WHAT IS REQUIRED
Using the entries that follow, count the lines containing the word "ylabel" and give that number by itself.

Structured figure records

<<<<

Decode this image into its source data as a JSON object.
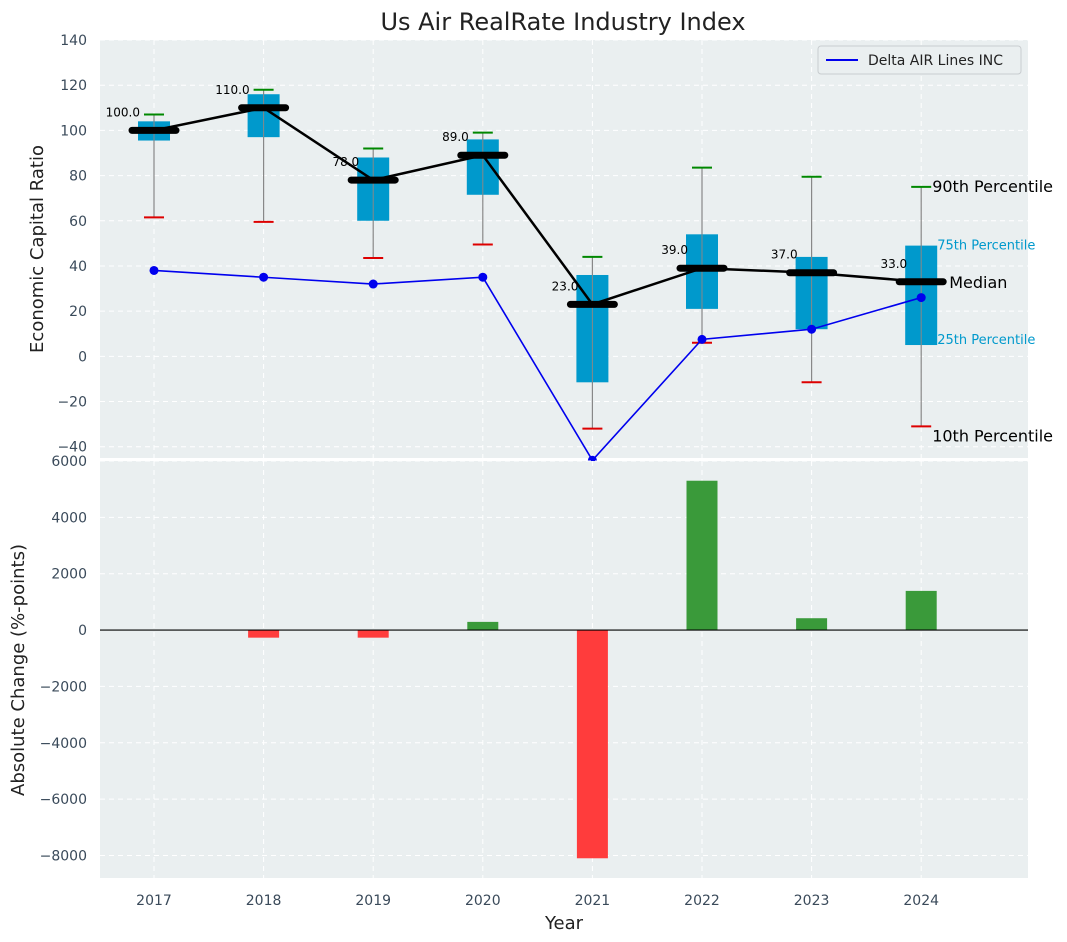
{
  "chart_data": [
    {
      "type": "box",
      "title": "Us Air RealRate Industry Index",
      "ylabel": "Economic Capital Ratio",
      "ylim": [
        -45,
        140
      ],
      "yticks": [
        -40,
        -20,
        0,
        20,
        40,
        60,
        80,
        100,
        120,
        140
      ],
      "ytick_labels": [
        "−40",
        "−20",
        "0",
        "20",
        "40",
        "60",
        "80",
        "100",
        "120",
        "140"
      ],
      "grid": true,
      "categories": [
        "2017",
        "2018",
        "2019",
        "2020",
        "2021",
        "2022",
        "2023",
        "2024"
      ],
      "boxes": [
        {
          "p10": 61.5,
          "p25": 95.5,
          "median": 100,
          "p75": 104,
          "p90": 107
        },
        {
          "p10": 59.5,
          "p25": 97,
          "median": 110,
          "p75": 116,
          "p90": 118
        },
        {
          "p10": 43.5,
          "p25": 60,
          "median": 78,
          "p75": 88,
          "p90": 92
        },
        {
          "p10": 49.5,
          "p25": 71.5,
          "median": 89,
          "p75": 96,
          "p90": 99
        },
        {
          "p10": -32,
          "p25": -11.5,
          "median": 23,
          "p75": 36,
          "p90": 44
        },
        {
          "p10": 6,
          "p25": 21,
          "median": 39,
          "p75": 54,
          "p90": 83.5
        },
        {
          "p10": -11.5,
          "p25": 12,
          "median": 37,
          "p75": 44,
          "p90": 79.5
        },
        {
          "p10": -31,
          "p25": 5,
          "median": 33,
          "p75": 49,
          "p90": 75
        }
      ],
      "median_labels": [
        "100.0",
        "110.0",
        "78.0",
        "89.0",
        "23.0",
        "39.0",
        "37.0",
        "33.0"
      ],
      "series": [
        {
          "name": "Delta AIR Lines INC",
          "values": [
            38,
            35,
            32,
            35,
            -46,
            7.5,
            12,
            26
          ],
          "color": "#0000ee"
        }
      ],
      "legend": {
        "position": "top-right"
      },
      "annotations": {
        "p90": "90th Percentile",
        "p75": "75th Percentile",
        "median": "Median",
        "p25": "25th Percentile",
        "p10": "10th Percentile"
      },
      "colors": {
        "box": "#0099cc",
        "median_line": "#000000",
        "whisker_high": "#008800",
        "whisker_low": "#dd0000",
        "background": "#eaeff0"
      }
    },
    {
      "type": "bar",
      "ylabel": "Absolute Change (%-points)",
      "xlabel": "Year",
      "ylim": [
        -8800,
        6000
      ],
      "yticks": [
        -8000,
        -6000,
        -4000,
        -2000,
        0,
        2000,
        4000,
        6000
      ],
      "ytick_labels": [
        "−8000",
        "−6000",
        "−4000",
        "−2000",
        "0",
        "2000",
        "4000",
        "6000"
      ],
      "grid": true,
      "categories": [
        "2017",
        "2018",
        "2019",
        "2020",
        "2021",
        "2022",
        "2023",
        "2024"
      ],
      "values": [
        0,
        -270,
        -270,
        290,
        -8100,
        5300,
        420,
        1390
      ],
      "colors": {
        "positive": "#3a9a3a",
        "negative": "#ff3c3c"
      }
    }
  ]
}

>>>>

ANSWER FOR THE TASK
2